[Collection entries]
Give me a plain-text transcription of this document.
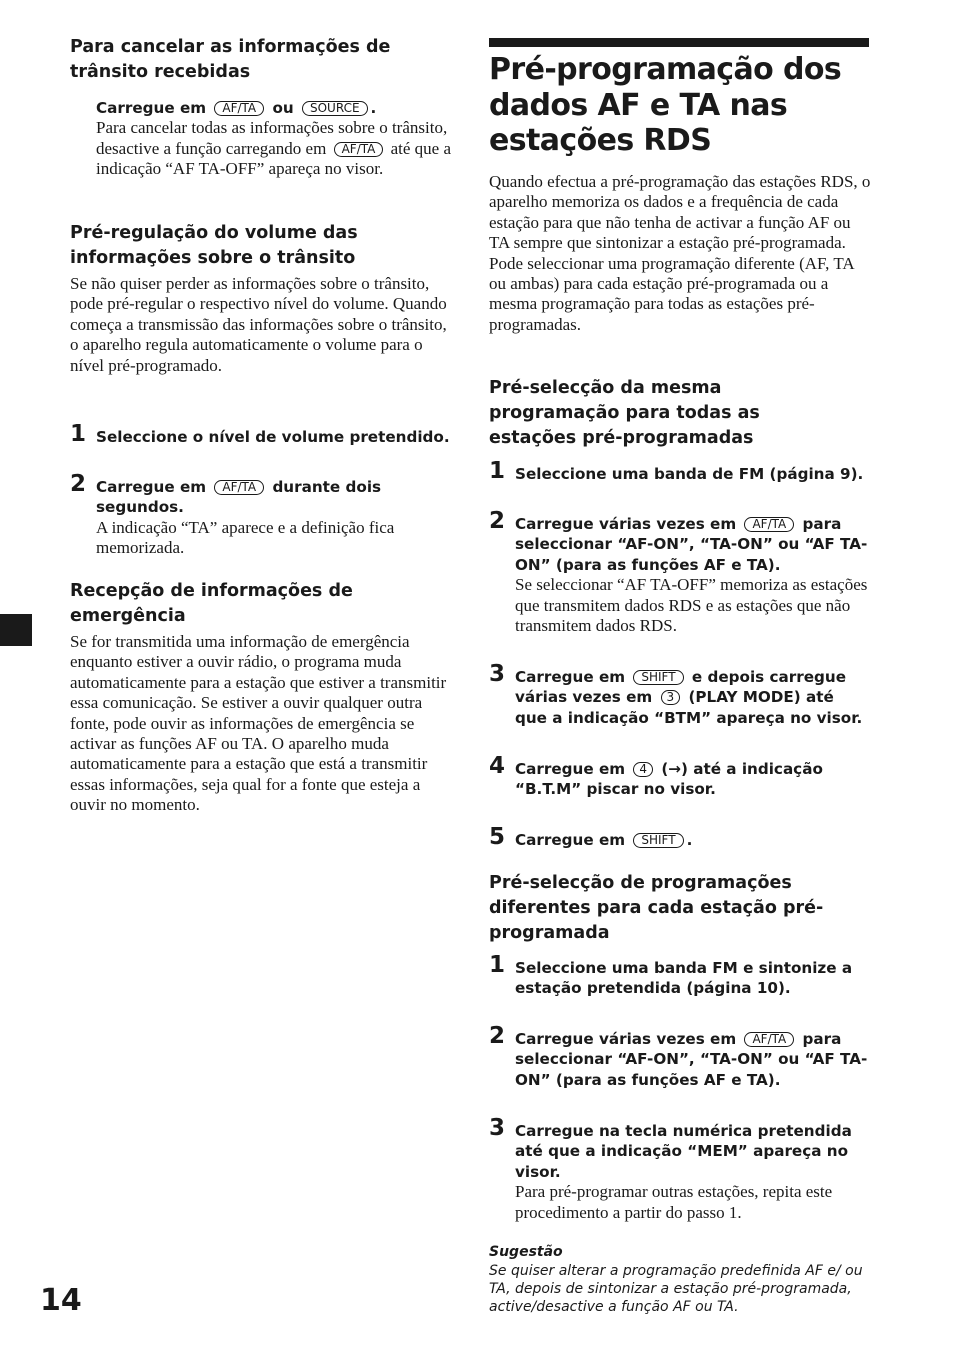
Para cancelar as informações de trânsito recebidas
Carregue em AF/TA ou SOURCE .
Para cancelar todas as informações sobre o trânsito, desactive a função carregando em AF/TA até que a indicação “AF TA-OFF” apareça no visor.
Pré-regulação do volume das informações sobre o trânsito
Se não quiser perder as informações sobre o trânsito, pode pré-regular o respectivo nível do volume. Quando começa a transmissão das informações sobre o trânsito, o aparelho regula automaticamente o volume para o nível pré-programado.
1 Seleccione o nível de volume pretendido.
2 Carregue em AF/TA durante dois segundos.
A indicação “TA” aparece e a definição fica memorizada.
Recepção de informações de emergência
Se for transmitida uma informação de emergência enquanto estiver a ouvir rádio, o programa muda automaticamente para a estação que estiver a transmitir essa comunicação. Se estiver a ouvir qualquer outra fonte, pode ouvir as informações de emergência se activar as funções AF ou TA. O aparelho muda automaticamente para a estação que está a transmitir essas informações, seja qual for a fonte que esteja a ouvir no momento.
Pré-programação dos dados AF e TA nas estações RDS
Quando efectua a pré-programação das estações RDS, o aparelho memoriza os dados e a frequência de cada estação para que não tenha de activar a função AF ou TA sempre que sintonizar a estação pré-programada. Pode seleccionar uma programação diferente (AF, TA ou ambas) para cada estação pré-programada ou a mesma programação para todas as estações pré-programadas.
Pré-selecção da mesma programação para todas as estações pré-programadas
1 Seleccione uma banda de FM (página 9).
2 Carregue várias vezes em AF/TA para seleccionar “AF-ON”, “TA-ON” ou “AF TA-ON” (para as funções AF e TA).
Se seleccionar “AF TA-OFF” memoriza as estações que transmitem dados RDS e as estações que não transmitem dados RDS.
3 Carregue em SHIFT e depois carregue várias vezes em 3 (PLAY MODE) até que a indicação “BTM” apareça no visor.
4 Carregue em 4 (→) até a indicação “B.T.M” piscar no visor.
5 Carregue em SHIFT .
Pré-selecção de programações diferentes para cada estação pré-programada
1 Seleccione uma banda FM e sintonize a estação pretendida (página 10).
2 Carregue várias vezes em AF/TA para seleccionar “AF-ON”, “TA-ON” ou “AF TA-ON” (para as funções AF e TA).
3 Carregue na tecla numérica pretendida até que a indicação “MEM” apareça no visor.
Para pré-programar outras estações, repita este procedimento a partir do passo 1.
Sugestão
Se quiser alterar a programação predefinida AF e/ ou TA, depois de sintonizar a estação pré-programada, active/desactive a função AF ou TA.
14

- EXERCISE BRIEF -
Reproduce each line from the records that contains the word "dados".

- SOLUTION FOR THIS PROBLEM -
Pré-programação dos dados AF e TA nas estações RDS
Quando efectua a pré-programação das estações RDS, o aparelho memoriza os dados e a frequência de cada estação para que não tenha de activar a função AF ou TA sempre que sintonizar a estação pré-programada. Pode seleccionar uma programação diferente (AF, TA ou ambas) para cada estação pré-programada ou a mesma programação para todas as estações pré-programadas.
Se seleccionar “AF TA-OFF” memoriza as estações que transmitem dados RDS e as estações que não transmitem dados RDS.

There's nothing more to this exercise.